§ WRITTEN TASK:
Every entry below should be transcribed exactly; pictures stay out of the copy.

[Source data]
- - - - - - -

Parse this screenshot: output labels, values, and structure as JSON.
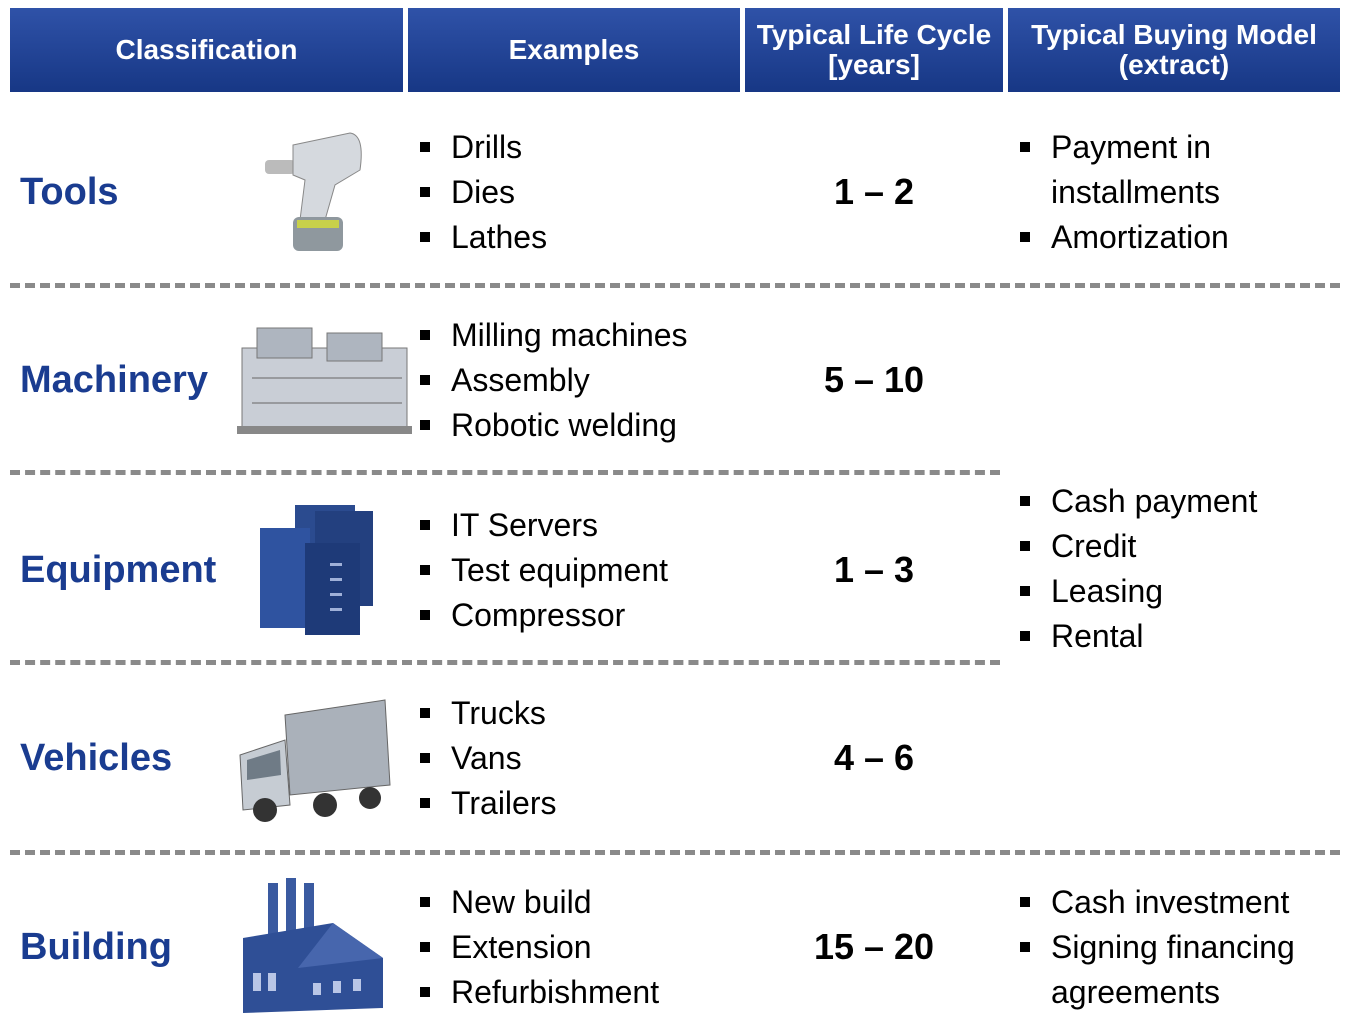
{
  "header": {
    "columns": [
      "Classification",
      "Examples",
      "Typical Life Cycle [years]",
      "Typical Buying Model (extract)"
    ]
  },
  "rows": [
    {
      "classification": "Tools",
      "examples": [
        "Drills",
        "Dies",
        "Lathes"
      ],
      "life_cycle": "1 – 2"
    },
    {
      "classification": "Machinery",
      "examples": [
        "Milling machines",
        "Assembly",
        "Robotic welding"
      ],
      "life_cycle": "5 – 10"
    },
    {
      "classification": "Equipment",
      "examples": [
        "IT Servers",
        "Test equipment",
        "Compressor"
      ],
      "life_cycle": "1 – 3"
    },
    {
      "classification": "Vehicles",
      "examples": [
        "Trucks",
        "Vans",
        "Trailers"
      ],
      "life_cycle": "4 – 6"
    },
    {
      "classification": "Building",
      "examples": [
        "New build",
        "Extension",
        "Refurbishment"
      ],
      "life_cycle": "15 – 20"
    }
  ],
  "buying_models": [
    {
      "items": [
        "Payment in installments",
        "Amortization"
      ]
    },
    {
      "items": [
        "Cash payment",
        "Credit",
        "Leasing",
        "Rental"
      ]
    },
    {
      "items": [
        "Cash investment",
        "Signing financing agreements"
      ]
    }
  ]
}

- - - - - - -

§ RESULT:
Parse this screenshot: output labels, values, and structure as JSON.
{
  "header": {
    "columns": [
      "Classification",
      "Examples",
      "Typical Life Cycle [years]",
      "Typical Buying Model (extract)"
    ]
  },
  "rows": [
    {
      "classification": "Tools",
      "examples": [
        "Drills",
        "Dies",
        "Lathes"
      ],
      "life_cycle": "1 – 2"
    },
    {
      "classification": "Machinery",
      "examples": [
        "Milling machines",
        "Assembly",
        "Robotic welding"
      ],
      "life_cycle": "5 – 10"
    },
    {
      "classification": "Equipment",
      "examples": [
        "IT Servers",
        "Test equipment",
        "Compressor"
      ],
      "life_cycle": "1 – 3"
    },
    {
      "classification": "Vehicles",
      "examples": [
        "Trucks",
        "Vans",
        "Trailers"
      ],
      "life_cycle": "4 – 6"
    },
    {
      "classification": "Building",
      "examples": [
        "New build",
        "Extension",
        "Refurbishment"
      ],
      "life_cycle": "15 – 20"
    }
  ],
  "buying_models": [
    {
      "items": [
        "Payment in installments",
        "Amortization"
      ]
    },
    {
      "items": [
        "Cash payment",
        "Credit",
        "Leasing",
        "Rental"
      ]
    },
    {
      "items": [
        "Cash investment",
        "Signing financing agreements"
      ]
    }
  ]
}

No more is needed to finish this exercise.